→ Task goal
Restate the listing below word for word, omitting any images.

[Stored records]
*****
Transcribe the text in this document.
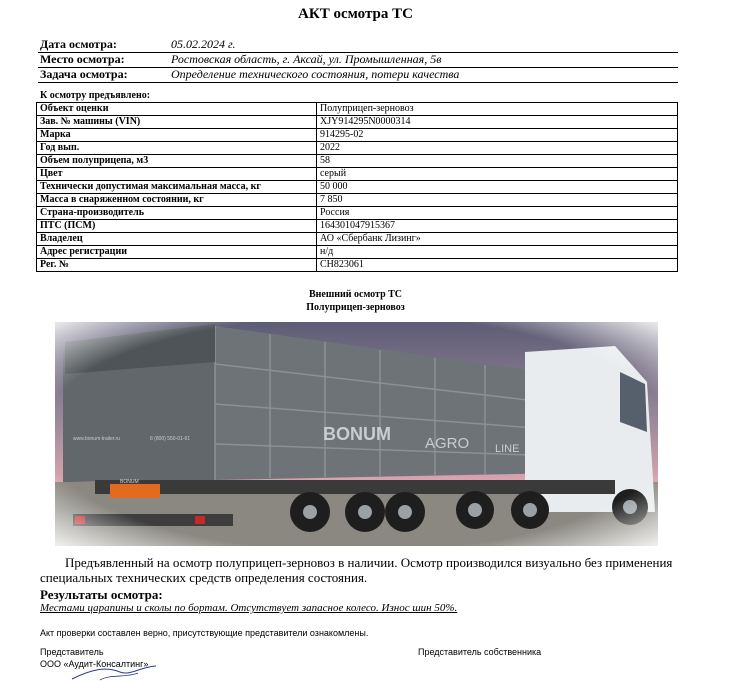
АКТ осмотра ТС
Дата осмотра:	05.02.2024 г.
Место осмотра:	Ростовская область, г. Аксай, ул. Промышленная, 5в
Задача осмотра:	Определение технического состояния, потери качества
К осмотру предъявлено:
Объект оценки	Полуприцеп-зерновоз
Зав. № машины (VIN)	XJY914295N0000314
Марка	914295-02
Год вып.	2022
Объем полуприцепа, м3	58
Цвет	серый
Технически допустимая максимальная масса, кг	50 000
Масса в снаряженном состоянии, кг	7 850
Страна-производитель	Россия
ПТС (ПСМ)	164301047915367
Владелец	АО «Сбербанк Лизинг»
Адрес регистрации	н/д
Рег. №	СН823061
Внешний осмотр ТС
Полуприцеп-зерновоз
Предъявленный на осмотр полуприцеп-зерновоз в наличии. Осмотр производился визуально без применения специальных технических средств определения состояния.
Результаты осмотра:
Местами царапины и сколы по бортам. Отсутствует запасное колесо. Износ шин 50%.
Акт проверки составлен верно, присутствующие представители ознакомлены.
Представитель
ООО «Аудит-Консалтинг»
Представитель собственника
*****
→ Expected answer
Transcribe the text in this document.
АКТ осмотра ТС
Дата осмотра:	05.02.2024 г.
Место осмотра:	Ростовская область, г. Аксай, ул. Промышленная, 5в
Задача осмотра:	Определение технического состояния, потери качества
К осмотру предъявлено:
Объект оценки	Полуприцеп-зерновоз
Зав. № машины (VIN)	XJY914295N0000314
Марка	914295-02
Год вып.	2022
Объем полуприцепа, м3	58
Цвет	серый
Технически допустимая максимальная масса, кг	50 000
Масса в снаряженном состоянии, кг	7 850
Страна-производитель	Россия
ПТС (ПСМ)	164301047915367
Владелец	АО «Сбербанк Лизинг»
Адрес регистрации	н/д
Рег. №	СН823061
Внешний осмотр ТС
Полуприцеп-зерновоз
Предъявленный на осмотр полуприцеп-зерновоз в наличии. Осмотр производился визуально без применения специальных технических средств определения состояния.
Результаты осмотра:
Местами царапины и сколы по бортам. Отсутствует запасное колесо. Износ шин 50%.
Акт проверки составлен верно, присутствующие представители ознакомлены.
Представитель
ООО «Аудит-Консалтинг»
Представитель собственника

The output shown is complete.